**Task statement:** Find every line with the string "القرآن" in it, count them, and reply with that count only.

**Material shown:**
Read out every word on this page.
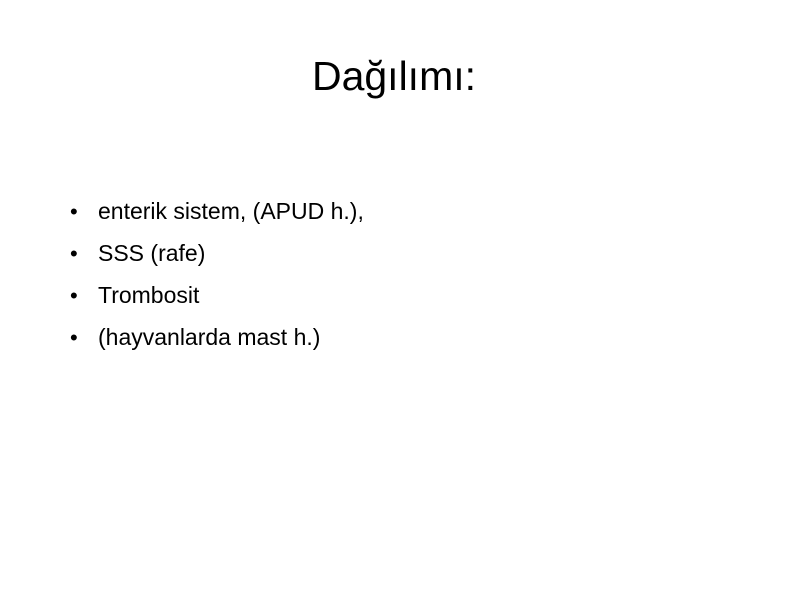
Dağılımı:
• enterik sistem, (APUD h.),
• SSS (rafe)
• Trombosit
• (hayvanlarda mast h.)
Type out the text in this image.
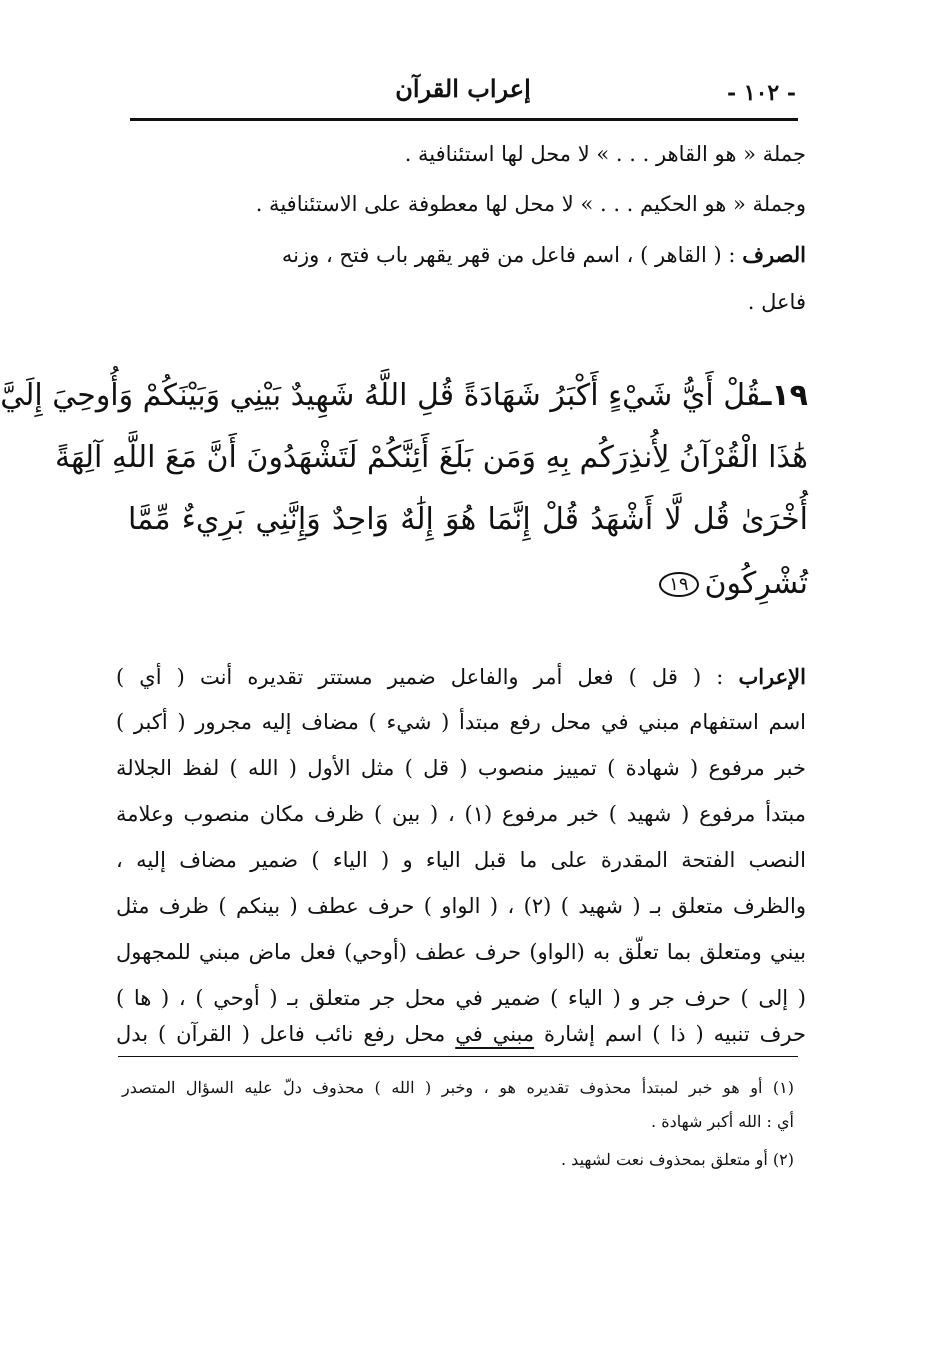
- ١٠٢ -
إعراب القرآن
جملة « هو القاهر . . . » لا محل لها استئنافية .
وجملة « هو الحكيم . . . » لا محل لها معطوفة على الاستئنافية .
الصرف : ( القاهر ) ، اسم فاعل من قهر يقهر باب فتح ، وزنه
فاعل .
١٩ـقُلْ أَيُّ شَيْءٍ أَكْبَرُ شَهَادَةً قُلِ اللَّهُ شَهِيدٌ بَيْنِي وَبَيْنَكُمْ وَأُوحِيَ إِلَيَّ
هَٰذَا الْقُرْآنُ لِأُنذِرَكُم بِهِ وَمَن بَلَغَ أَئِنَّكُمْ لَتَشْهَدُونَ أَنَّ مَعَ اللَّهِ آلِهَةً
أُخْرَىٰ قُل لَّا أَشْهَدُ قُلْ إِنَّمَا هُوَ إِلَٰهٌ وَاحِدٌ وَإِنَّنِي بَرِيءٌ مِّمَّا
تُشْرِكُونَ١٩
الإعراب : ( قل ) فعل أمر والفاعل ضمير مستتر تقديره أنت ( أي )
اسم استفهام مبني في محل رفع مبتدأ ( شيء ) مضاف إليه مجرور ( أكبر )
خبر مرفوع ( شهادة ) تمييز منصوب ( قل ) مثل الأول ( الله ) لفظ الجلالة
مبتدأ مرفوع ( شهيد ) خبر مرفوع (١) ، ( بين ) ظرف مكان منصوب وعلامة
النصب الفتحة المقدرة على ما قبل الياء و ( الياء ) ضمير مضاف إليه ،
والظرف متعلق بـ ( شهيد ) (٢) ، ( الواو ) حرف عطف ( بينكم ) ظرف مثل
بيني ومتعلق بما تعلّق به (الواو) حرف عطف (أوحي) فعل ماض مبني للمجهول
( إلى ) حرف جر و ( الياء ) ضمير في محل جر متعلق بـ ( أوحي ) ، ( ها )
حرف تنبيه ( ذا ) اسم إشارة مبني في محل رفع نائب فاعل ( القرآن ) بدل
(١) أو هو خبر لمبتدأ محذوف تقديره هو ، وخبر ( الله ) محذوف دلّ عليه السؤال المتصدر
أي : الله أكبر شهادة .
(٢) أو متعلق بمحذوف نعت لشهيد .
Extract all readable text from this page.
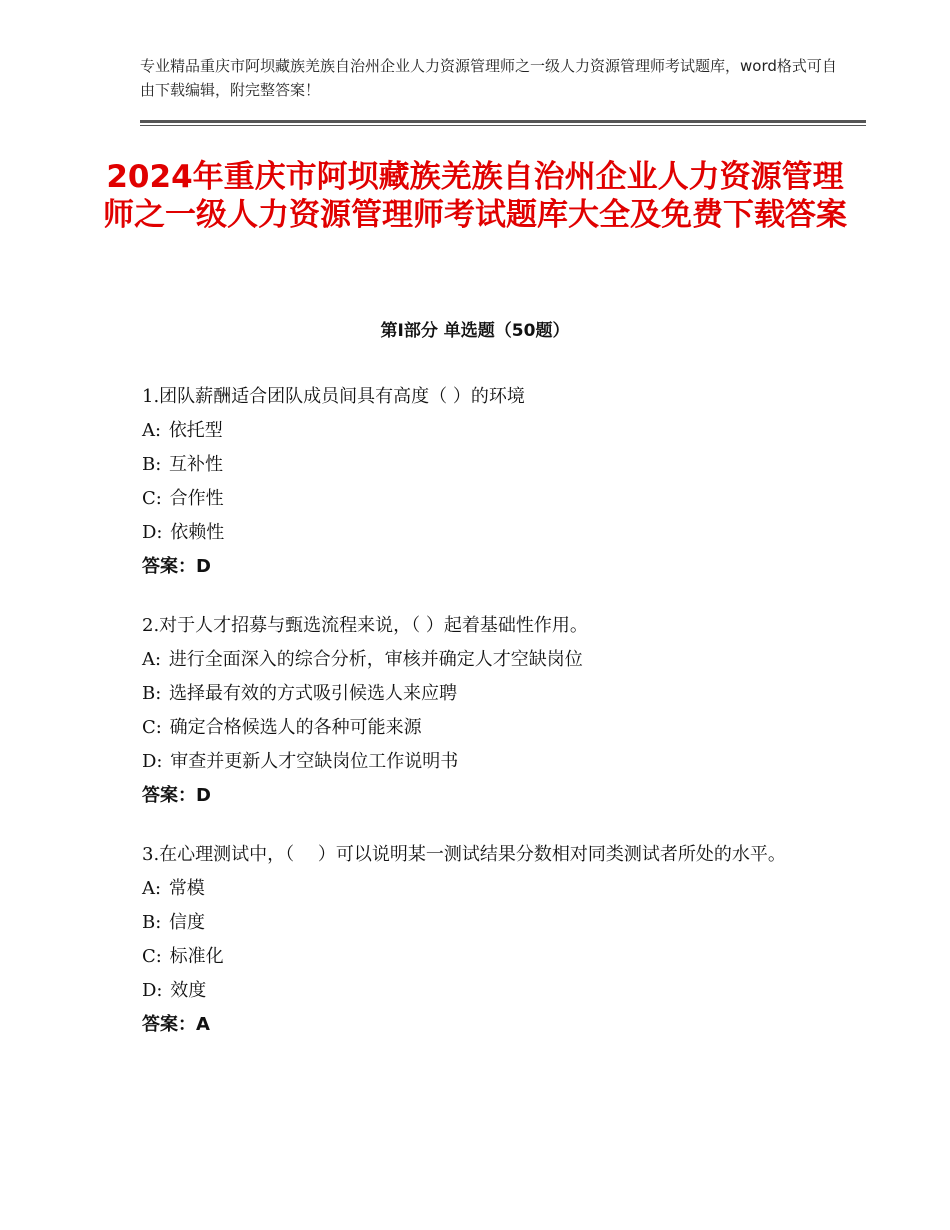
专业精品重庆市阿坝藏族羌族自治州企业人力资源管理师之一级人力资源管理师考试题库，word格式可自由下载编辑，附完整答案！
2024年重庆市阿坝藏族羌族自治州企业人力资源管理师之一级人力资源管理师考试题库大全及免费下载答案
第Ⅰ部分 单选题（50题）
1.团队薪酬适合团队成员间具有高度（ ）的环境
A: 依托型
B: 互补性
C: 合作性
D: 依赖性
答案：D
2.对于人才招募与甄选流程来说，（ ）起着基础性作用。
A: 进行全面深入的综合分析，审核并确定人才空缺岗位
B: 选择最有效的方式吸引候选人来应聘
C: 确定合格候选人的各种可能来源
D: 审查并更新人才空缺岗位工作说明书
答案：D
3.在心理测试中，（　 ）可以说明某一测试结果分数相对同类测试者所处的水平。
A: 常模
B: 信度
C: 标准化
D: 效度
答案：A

**Answer below:** 2